Исходный отрывок

Одним из немногих документов, проливающих свет на характер Фридриха и его взаимоотношения с отцом, является длинное письмо, написанное им (по-русски) М.П. Погодину по поводу горького раздора в семье. В марте 1847 года Фридрих, тогда тридцати одного года от роду, писал «любезнейшему Михаилу Петровичу», пытаясь оправдать перед ним свои поступки. Послание начинается гневным обличением отцовской склонности к нравоучениям, а также его религиозности:
Смотрите на меня глазами человеческими, снисходительными, а не чрез призму религии, как смотрит на все людские дела батюшка; (я не говорю этим что человеку не нужна религия, – нет – счастлив тот кто ее имеет, и кому она служит в жизни путеводителем, но как часто строго-религиозные люди требуют от других того, что превышает их силы, не соответствует ни их возрасту ни полученному воспитанию): так со мною было издавна: от двадцатилетнего юноши батюшка требовал степенности 40-летнего мужа; скрытность и охлаждение к нему с моей стороны были плодами его строгих правил, той же причине припишу и шалости мои [427] .
427
Здесь и далее орфография и пунктуация письма Фридриха сохранены.

Данные
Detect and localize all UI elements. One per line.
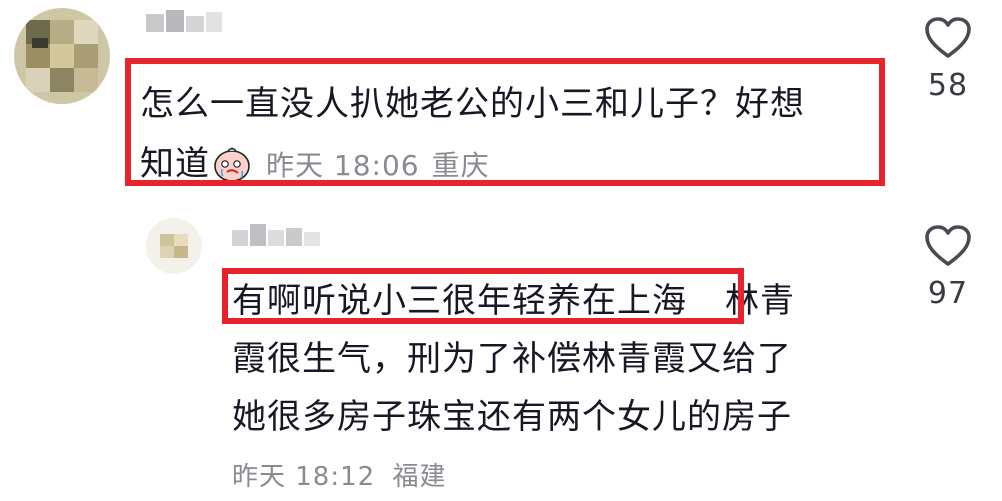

--

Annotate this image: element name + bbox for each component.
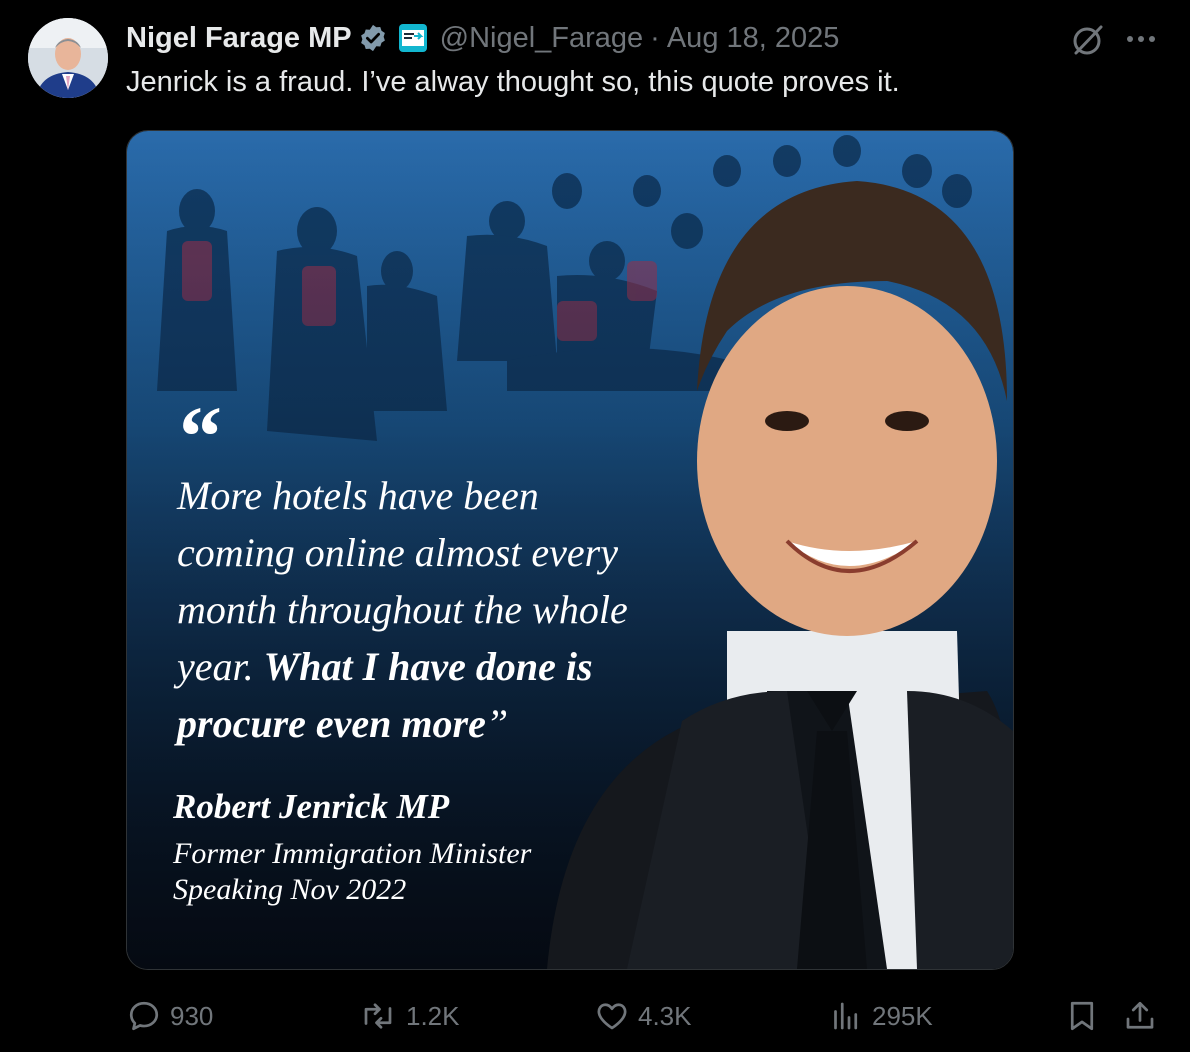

Задания
[A] Изложите содержание отрывка о письме Фридриха в двух предложениях.
[B] Ответьте по отрывку на вопросы, сохраняя нумерацию:
(i) Кому Фридрих адресовал письмо?
(ii) Сколько лет было Фридриху в марте 1847 года?
(iii) Степенности какого возраста, по словам Фридриха, отец требовал от двадцатилетнего юноши?
[C] Перечислите все следствия строгих правил отца, которые Фридрих называет в отрывке.

Ответы к заданиям
[A] В марте 1847 года тридцатиоднолетний Фридрих написал М.П. Погодину по-русски длинное письмо о горьком раздоре в семье, пытаясь оправдать свои поступки. Письмо начинается гневным обличением отцовской склонности к нравоучениям и его религиозности, а свою скрытность, охлаждение к отцу и шалости Фридрих объясняет строгими правилами отца.

[B]
(i) М.П. Погодину.
(ii) Тридцать один год.
(iii) Степенности 40-летнего мужа.

[C] Скрытность, охлаждение к отцу, шалости.